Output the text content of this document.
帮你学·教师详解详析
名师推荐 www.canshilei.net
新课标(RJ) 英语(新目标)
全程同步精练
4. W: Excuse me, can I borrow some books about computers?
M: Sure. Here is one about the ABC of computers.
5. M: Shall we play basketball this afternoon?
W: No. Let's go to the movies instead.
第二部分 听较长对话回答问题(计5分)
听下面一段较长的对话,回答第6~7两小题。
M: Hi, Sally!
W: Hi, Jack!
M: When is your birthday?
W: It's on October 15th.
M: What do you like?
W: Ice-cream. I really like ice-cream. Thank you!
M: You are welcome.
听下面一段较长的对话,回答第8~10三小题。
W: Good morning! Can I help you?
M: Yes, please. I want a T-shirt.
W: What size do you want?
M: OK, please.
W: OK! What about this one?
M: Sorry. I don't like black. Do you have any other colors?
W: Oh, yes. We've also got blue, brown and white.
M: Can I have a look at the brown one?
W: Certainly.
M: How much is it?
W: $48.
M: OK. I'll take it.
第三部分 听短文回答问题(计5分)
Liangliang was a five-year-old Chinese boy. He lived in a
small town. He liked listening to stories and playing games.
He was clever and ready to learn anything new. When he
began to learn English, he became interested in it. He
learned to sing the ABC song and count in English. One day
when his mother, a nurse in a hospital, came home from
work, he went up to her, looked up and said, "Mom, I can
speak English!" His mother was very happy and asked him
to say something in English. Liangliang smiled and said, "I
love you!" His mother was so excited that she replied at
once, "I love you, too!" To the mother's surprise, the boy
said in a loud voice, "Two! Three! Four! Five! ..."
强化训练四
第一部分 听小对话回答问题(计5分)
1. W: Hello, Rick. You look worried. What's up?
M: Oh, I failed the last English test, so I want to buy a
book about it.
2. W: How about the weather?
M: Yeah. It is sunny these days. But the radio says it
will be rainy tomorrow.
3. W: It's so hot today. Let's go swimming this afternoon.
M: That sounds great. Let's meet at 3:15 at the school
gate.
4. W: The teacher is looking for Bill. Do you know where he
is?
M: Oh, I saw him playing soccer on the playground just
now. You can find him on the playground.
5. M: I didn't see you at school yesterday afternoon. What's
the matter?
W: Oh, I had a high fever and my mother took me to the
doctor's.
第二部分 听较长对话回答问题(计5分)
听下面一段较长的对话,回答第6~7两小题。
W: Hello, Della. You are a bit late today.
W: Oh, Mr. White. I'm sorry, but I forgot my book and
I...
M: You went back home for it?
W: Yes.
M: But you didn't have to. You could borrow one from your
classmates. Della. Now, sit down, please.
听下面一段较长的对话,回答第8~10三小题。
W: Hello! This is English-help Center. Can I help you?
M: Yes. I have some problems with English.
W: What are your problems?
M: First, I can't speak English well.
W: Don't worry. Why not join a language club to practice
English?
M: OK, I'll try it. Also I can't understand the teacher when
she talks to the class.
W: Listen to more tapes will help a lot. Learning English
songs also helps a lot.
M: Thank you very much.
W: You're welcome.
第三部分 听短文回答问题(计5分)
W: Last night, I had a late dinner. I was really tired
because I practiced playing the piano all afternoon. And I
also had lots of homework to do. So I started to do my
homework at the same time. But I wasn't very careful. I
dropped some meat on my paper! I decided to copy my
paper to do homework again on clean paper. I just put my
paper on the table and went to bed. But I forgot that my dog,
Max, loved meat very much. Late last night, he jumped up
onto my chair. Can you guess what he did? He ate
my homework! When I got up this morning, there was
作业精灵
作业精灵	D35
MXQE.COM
##########
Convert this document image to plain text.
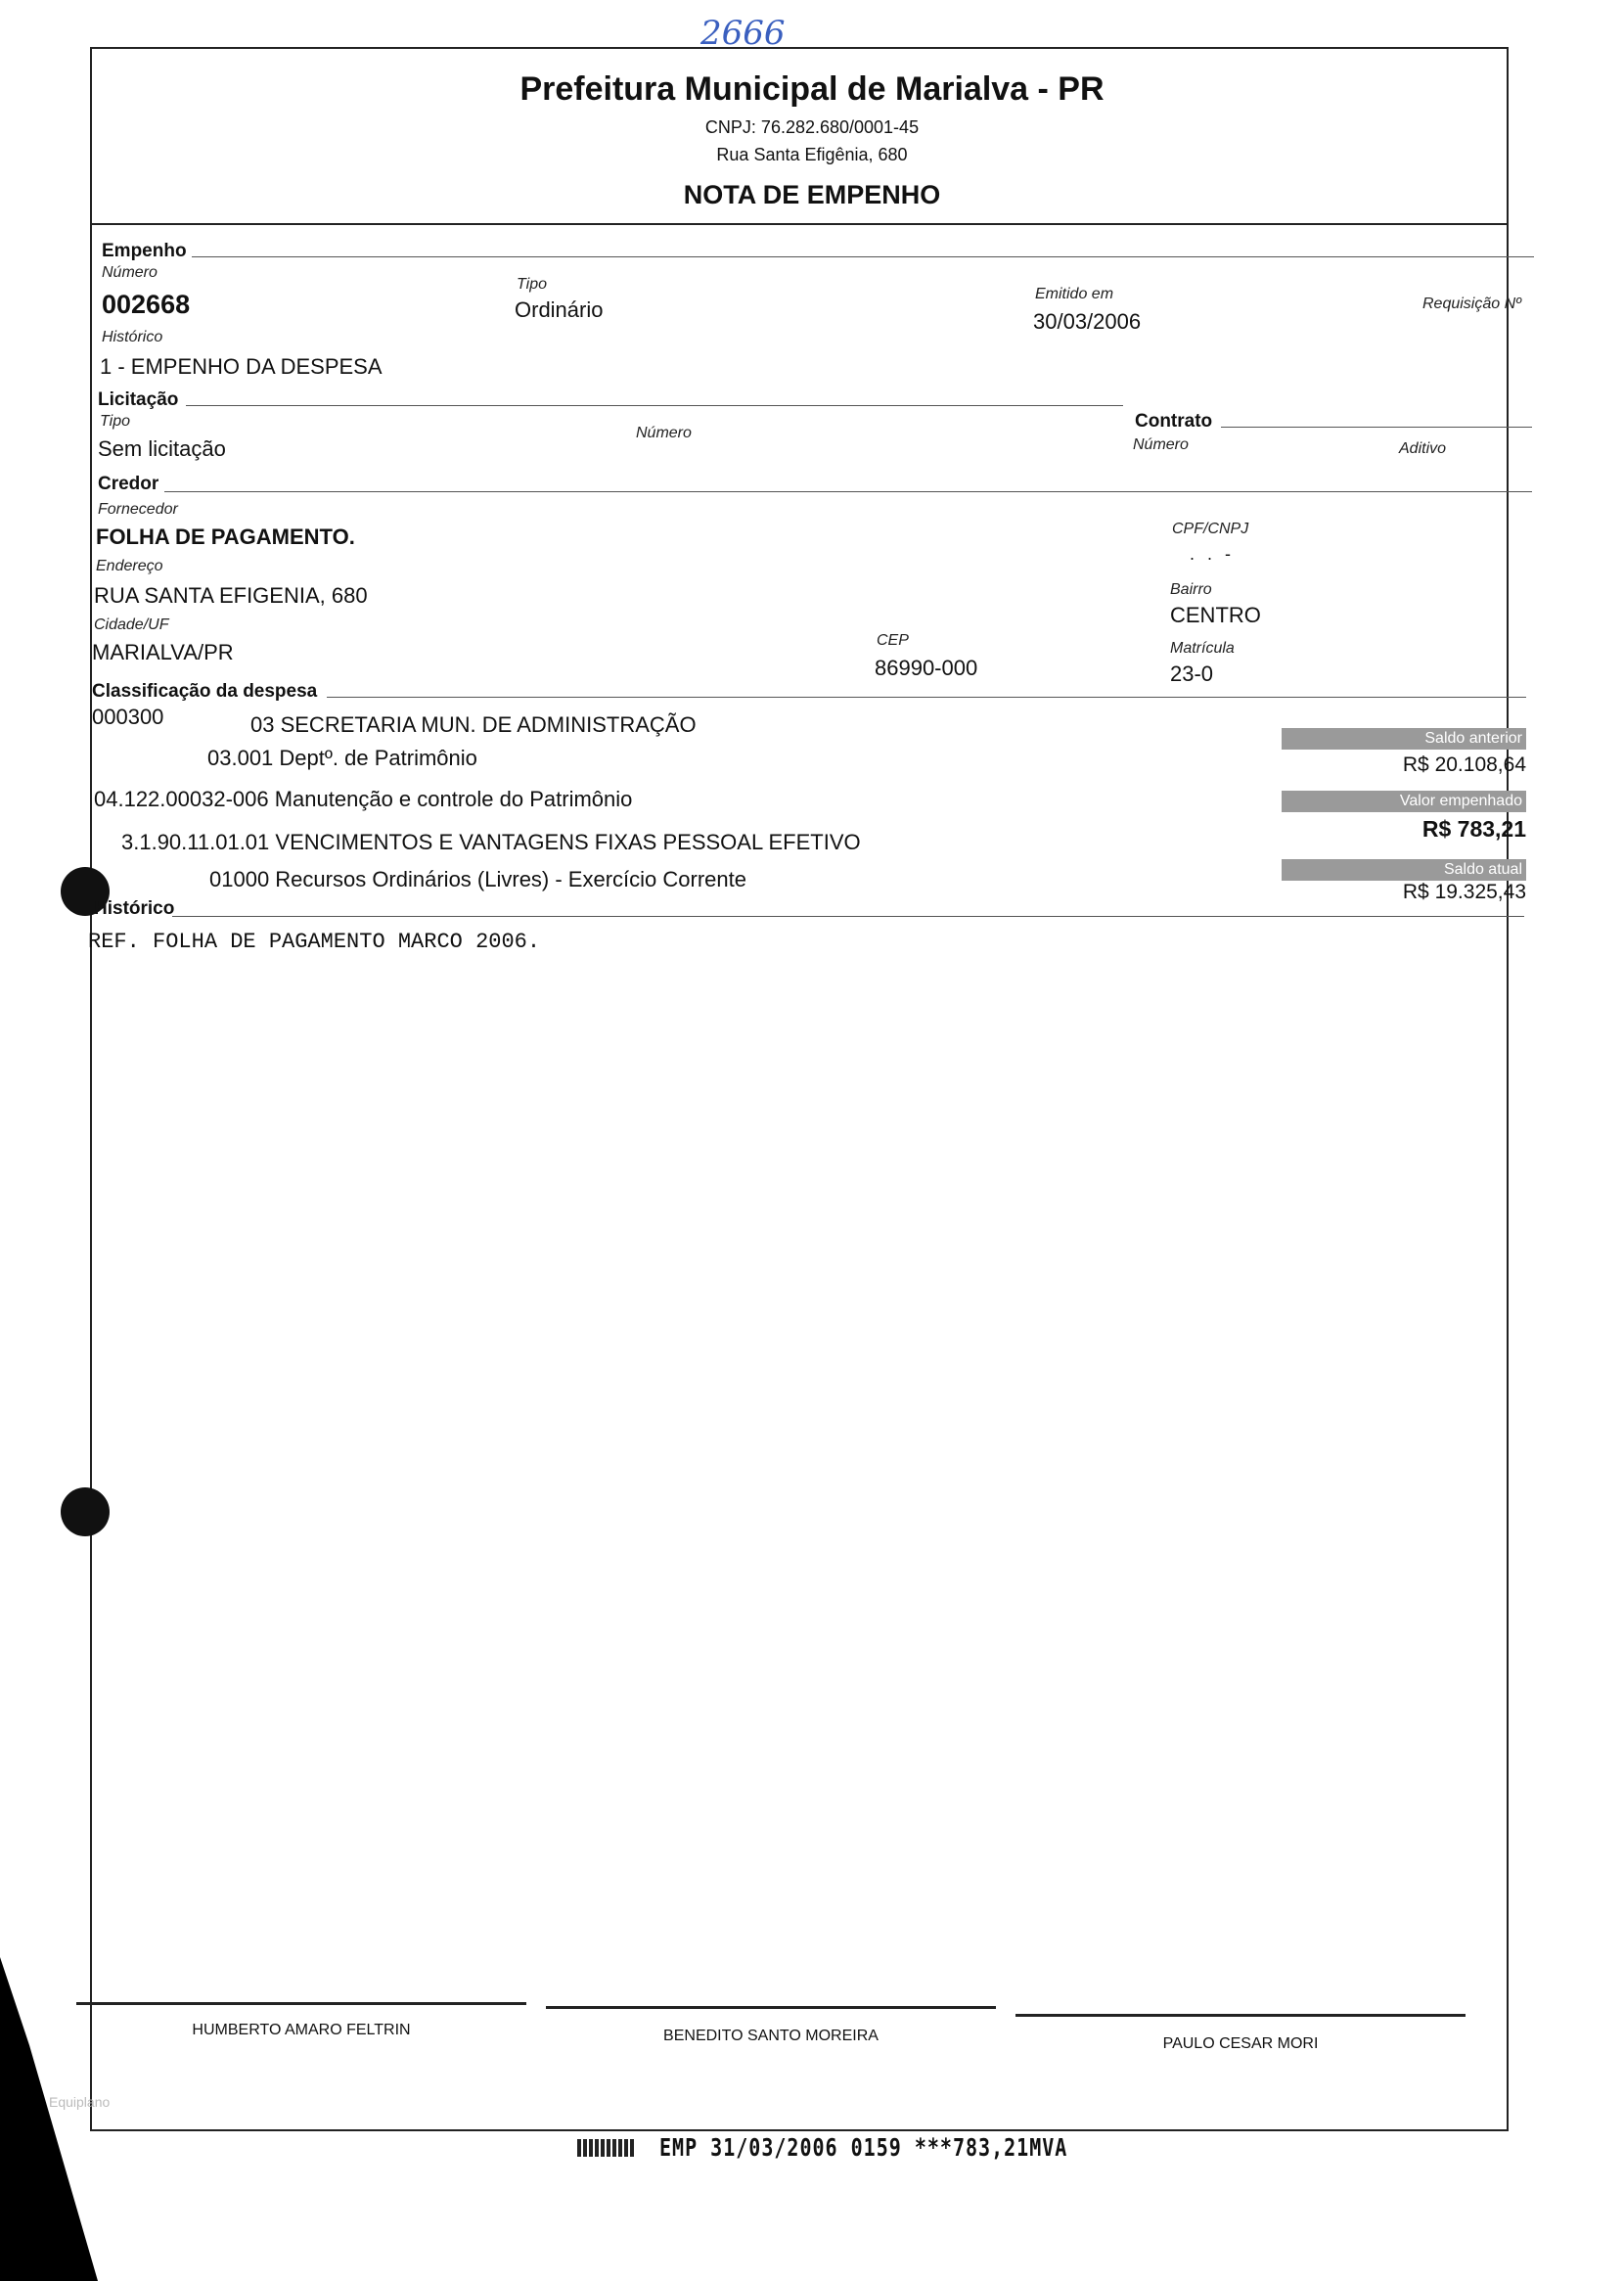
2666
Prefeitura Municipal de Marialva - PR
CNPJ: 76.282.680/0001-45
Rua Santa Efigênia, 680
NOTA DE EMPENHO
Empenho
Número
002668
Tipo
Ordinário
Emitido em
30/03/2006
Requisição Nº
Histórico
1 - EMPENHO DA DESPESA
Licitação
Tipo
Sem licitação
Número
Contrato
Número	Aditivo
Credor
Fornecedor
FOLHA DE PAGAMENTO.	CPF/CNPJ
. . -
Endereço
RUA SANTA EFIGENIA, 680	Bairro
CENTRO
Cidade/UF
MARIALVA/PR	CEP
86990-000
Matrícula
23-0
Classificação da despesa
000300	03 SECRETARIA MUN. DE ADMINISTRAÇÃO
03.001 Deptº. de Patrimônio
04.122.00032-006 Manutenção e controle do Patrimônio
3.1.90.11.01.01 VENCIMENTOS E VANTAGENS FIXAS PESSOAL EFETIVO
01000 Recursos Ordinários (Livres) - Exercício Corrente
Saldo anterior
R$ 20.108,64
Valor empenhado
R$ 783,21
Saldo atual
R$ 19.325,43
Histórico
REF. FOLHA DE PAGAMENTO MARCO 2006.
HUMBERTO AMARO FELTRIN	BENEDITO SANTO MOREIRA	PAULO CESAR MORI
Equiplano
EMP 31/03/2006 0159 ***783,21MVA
##########
◆ **Given exercise**:
Only lines with "said" are wanted here; list each of them.

◆ **Solution to this problem**:
work, he went up to her, looked up and said, "Mom, I can
to say something in English. Liangliang smiled and said, "I
said in a loud voice, "Two! Three! Four! Five! ..."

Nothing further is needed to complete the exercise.